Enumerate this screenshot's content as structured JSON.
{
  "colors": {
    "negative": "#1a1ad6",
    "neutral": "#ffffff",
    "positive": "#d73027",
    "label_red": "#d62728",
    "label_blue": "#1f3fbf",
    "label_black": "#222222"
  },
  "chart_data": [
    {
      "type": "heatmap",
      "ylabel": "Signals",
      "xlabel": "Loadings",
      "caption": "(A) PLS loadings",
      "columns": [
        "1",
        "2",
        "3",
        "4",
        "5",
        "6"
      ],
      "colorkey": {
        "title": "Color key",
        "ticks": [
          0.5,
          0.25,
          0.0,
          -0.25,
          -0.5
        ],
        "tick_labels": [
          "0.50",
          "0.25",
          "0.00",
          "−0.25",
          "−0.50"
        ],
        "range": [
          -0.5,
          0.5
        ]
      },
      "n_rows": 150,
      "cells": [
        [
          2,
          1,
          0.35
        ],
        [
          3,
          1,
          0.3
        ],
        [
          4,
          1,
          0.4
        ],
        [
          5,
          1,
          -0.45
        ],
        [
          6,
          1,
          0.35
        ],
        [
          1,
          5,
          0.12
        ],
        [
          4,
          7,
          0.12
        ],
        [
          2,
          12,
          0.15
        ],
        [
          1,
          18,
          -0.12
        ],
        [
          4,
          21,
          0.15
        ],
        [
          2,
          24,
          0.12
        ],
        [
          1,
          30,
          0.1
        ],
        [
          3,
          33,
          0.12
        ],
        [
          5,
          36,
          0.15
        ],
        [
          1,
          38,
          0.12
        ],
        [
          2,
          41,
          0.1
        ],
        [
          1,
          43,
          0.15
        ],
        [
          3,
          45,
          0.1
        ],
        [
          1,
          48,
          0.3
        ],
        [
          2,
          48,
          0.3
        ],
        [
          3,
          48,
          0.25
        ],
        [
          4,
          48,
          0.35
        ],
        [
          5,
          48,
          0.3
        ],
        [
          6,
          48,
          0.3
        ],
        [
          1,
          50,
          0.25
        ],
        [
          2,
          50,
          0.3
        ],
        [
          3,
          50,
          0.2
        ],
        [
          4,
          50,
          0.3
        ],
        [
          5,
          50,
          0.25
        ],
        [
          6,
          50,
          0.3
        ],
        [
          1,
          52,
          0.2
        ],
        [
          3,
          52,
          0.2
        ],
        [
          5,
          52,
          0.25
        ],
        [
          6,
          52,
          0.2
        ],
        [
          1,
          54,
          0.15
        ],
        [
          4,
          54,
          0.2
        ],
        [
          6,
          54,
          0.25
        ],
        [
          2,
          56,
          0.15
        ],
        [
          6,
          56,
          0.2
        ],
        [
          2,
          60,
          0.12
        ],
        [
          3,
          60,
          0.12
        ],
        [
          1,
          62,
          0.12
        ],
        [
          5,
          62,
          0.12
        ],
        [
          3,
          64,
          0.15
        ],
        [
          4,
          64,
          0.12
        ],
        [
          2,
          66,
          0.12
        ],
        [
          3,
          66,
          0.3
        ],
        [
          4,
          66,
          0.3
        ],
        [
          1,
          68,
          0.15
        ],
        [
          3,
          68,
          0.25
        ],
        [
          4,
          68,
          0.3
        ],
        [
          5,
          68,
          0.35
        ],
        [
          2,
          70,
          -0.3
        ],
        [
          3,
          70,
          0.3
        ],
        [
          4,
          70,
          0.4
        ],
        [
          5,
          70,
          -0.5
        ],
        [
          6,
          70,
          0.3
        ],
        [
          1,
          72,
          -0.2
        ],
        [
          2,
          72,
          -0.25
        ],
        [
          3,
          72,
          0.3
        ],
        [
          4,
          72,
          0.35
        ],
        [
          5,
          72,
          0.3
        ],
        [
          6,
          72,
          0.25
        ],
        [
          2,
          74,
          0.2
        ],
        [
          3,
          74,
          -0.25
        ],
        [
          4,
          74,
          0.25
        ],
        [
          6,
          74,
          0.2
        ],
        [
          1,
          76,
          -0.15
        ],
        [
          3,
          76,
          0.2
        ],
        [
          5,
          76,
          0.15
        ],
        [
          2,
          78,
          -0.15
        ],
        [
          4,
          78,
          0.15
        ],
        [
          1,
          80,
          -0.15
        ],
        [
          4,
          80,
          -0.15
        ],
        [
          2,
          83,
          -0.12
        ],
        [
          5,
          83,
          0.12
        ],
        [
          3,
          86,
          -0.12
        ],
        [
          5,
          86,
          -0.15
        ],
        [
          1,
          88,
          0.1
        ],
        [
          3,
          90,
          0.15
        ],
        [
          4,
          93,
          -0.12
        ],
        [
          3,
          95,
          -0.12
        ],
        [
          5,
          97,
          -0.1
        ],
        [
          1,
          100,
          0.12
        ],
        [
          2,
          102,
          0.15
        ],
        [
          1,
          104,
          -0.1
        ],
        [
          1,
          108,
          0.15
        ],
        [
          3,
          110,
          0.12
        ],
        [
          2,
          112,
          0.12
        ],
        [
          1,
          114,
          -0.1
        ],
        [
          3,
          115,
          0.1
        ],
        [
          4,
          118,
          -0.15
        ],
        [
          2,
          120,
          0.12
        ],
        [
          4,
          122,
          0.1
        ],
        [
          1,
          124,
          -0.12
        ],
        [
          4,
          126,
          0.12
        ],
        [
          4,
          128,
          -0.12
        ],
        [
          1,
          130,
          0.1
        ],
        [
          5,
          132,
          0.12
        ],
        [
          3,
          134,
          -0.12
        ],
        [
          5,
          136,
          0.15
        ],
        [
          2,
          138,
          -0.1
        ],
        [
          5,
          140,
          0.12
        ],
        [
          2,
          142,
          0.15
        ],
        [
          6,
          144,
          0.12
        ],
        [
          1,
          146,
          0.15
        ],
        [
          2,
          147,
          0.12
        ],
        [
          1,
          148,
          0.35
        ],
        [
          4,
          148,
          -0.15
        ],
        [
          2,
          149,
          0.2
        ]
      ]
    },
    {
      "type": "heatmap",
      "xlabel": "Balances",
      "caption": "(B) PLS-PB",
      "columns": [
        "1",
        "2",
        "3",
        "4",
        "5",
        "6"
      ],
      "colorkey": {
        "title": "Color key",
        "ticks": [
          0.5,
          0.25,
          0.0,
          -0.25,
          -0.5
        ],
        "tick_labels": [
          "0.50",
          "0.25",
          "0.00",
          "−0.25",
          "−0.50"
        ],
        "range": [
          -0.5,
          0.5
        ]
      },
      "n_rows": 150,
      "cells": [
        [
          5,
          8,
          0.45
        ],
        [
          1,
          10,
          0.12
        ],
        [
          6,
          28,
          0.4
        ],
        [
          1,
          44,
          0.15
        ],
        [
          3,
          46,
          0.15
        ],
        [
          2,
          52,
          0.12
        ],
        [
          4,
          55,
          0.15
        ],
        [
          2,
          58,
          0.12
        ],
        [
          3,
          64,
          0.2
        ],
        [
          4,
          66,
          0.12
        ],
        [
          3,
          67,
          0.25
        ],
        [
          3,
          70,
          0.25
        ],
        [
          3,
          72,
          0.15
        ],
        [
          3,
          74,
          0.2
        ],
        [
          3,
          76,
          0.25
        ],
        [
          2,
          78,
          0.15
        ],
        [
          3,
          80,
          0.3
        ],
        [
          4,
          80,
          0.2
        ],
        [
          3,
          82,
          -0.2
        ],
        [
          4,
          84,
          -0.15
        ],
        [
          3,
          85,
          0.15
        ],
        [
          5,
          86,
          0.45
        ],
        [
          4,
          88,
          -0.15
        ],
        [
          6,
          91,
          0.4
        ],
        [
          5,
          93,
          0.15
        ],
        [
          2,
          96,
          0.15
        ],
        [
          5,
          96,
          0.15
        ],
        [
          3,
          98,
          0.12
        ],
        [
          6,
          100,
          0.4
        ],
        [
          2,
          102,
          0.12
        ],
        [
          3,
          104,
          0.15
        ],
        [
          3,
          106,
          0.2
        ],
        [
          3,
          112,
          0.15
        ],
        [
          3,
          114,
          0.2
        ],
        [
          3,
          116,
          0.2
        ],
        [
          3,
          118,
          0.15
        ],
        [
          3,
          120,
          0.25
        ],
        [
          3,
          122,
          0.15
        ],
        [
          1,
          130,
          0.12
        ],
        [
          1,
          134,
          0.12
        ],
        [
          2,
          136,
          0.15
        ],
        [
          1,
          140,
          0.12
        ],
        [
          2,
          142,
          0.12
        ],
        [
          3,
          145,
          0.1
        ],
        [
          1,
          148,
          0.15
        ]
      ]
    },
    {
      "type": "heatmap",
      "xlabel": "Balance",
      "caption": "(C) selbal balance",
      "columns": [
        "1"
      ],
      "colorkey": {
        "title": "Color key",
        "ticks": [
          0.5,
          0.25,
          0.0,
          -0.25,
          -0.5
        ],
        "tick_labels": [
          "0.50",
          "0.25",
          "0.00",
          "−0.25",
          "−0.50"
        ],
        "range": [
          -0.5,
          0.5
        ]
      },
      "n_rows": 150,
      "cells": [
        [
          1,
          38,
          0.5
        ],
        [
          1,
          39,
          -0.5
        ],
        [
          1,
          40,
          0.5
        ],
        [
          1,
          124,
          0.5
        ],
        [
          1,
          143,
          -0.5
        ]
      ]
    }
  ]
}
------------------------
## EXERCISE
Read through the entries and copy every line that includes "xlabel".

## EXERCISE OUTPUT
      "xlabel": "Loadings",
      "xlabel": "Balances",
      "xlabel": "Balance",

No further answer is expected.